══ Dataset records ══

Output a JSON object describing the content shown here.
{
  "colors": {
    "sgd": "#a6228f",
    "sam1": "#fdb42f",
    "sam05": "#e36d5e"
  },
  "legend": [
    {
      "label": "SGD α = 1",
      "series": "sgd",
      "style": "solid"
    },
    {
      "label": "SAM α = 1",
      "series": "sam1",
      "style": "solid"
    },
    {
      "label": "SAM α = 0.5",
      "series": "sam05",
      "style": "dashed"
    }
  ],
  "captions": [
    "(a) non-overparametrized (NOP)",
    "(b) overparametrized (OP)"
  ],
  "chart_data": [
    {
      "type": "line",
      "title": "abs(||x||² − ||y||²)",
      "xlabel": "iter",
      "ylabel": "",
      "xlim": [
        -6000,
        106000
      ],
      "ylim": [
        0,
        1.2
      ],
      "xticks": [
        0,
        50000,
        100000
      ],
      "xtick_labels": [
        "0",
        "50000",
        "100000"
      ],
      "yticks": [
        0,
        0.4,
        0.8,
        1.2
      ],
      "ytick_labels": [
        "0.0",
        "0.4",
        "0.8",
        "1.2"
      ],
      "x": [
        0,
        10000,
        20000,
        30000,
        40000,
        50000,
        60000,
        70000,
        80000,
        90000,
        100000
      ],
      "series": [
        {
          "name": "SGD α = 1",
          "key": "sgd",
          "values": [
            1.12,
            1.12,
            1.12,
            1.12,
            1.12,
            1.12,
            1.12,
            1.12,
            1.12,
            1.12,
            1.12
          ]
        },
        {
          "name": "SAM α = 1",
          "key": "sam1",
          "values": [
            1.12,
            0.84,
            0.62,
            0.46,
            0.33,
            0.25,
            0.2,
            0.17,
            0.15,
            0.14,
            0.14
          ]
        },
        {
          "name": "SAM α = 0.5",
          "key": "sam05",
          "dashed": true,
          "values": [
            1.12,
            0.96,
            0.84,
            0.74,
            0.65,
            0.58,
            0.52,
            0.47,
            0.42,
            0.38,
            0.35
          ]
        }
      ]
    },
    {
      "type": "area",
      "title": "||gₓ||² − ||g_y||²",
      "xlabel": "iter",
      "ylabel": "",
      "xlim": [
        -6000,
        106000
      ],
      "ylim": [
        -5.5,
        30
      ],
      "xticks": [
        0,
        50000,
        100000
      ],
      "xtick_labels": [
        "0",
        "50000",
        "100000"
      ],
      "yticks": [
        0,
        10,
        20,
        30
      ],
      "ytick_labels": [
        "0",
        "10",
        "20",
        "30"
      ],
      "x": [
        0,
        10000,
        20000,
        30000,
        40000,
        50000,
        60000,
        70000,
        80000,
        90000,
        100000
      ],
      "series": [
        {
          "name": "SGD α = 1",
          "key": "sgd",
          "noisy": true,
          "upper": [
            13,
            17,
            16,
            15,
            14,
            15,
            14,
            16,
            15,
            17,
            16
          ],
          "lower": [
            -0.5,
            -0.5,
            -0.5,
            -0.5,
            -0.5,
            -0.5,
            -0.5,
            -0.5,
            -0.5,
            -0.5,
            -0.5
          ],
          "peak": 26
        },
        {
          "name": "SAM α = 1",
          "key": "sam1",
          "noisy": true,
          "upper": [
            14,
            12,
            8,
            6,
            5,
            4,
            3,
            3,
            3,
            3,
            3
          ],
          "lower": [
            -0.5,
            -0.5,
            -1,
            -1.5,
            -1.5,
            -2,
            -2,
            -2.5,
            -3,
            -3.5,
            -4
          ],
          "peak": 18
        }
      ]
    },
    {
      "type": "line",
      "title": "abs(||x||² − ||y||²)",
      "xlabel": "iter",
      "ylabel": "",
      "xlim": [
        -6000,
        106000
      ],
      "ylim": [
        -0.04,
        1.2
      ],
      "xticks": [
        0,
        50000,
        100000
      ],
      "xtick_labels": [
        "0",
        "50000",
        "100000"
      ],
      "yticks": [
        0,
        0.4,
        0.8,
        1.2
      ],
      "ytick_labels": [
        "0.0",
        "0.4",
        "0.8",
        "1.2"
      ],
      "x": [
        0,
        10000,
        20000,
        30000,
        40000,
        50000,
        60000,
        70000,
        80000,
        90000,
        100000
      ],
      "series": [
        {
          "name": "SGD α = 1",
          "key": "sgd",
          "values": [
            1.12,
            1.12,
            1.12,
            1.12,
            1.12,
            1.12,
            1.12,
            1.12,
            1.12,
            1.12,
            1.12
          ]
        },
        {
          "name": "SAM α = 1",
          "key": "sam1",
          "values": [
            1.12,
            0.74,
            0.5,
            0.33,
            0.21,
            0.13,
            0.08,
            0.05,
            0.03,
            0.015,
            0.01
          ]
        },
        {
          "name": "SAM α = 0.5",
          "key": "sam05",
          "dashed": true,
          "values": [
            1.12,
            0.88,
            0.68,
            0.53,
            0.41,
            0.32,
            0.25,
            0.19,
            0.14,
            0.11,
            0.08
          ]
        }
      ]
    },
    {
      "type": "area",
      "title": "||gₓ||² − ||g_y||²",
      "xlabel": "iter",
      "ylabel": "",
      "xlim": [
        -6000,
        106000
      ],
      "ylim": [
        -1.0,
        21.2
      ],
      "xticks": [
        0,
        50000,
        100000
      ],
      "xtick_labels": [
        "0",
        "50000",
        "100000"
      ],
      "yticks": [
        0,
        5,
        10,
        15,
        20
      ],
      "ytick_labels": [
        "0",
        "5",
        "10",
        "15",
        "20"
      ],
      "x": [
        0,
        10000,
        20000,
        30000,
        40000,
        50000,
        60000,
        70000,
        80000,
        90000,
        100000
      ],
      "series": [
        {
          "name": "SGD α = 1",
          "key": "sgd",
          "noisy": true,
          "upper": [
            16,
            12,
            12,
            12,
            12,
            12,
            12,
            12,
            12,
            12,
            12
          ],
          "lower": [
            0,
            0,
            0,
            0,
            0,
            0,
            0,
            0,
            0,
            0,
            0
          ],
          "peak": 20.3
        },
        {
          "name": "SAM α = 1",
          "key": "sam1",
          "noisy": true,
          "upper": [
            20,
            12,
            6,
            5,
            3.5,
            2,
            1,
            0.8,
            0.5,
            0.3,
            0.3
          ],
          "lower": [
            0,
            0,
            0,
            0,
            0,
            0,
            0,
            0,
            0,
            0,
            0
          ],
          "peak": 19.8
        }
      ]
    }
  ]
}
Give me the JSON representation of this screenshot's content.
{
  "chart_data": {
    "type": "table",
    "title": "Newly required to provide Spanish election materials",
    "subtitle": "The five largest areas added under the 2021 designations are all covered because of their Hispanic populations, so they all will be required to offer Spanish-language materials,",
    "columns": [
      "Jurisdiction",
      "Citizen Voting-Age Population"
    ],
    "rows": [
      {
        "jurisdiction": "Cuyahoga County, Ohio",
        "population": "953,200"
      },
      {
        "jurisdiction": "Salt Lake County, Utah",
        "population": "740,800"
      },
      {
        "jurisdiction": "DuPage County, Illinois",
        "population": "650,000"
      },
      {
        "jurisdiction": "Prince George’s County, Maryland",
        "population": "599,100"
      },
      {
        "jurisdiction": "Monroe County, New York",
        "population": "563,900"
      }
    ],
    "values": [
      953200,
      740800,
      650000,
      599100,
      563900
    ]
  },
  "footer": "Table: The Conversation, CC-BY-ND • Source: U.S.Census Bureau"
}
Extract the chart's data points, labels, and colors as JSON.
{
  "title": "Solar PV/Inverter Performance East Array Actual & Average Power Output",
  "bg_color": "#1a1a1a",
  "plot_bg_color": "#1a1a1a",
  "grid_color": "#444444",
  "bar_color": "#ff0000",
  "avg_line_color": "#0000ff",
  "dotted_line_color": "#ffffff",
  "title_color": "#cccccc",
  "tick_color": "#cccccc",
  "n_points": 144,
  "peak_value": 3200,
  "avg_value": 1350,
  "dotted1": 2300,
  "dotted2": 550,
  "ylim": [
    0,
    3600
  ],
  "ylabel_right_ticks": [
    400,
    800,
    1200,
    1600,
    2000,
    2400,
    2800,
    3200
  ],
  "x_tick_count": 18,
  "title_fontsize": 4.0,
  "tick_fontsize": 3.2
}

═══

◆ Set exercise ◆
Wherever the word "cccccc" occurs in a line of the listing, copy that line.

◆ Problem solution ◆
  "title_color": "#cccccc",
  "tick_color": "#cccccc",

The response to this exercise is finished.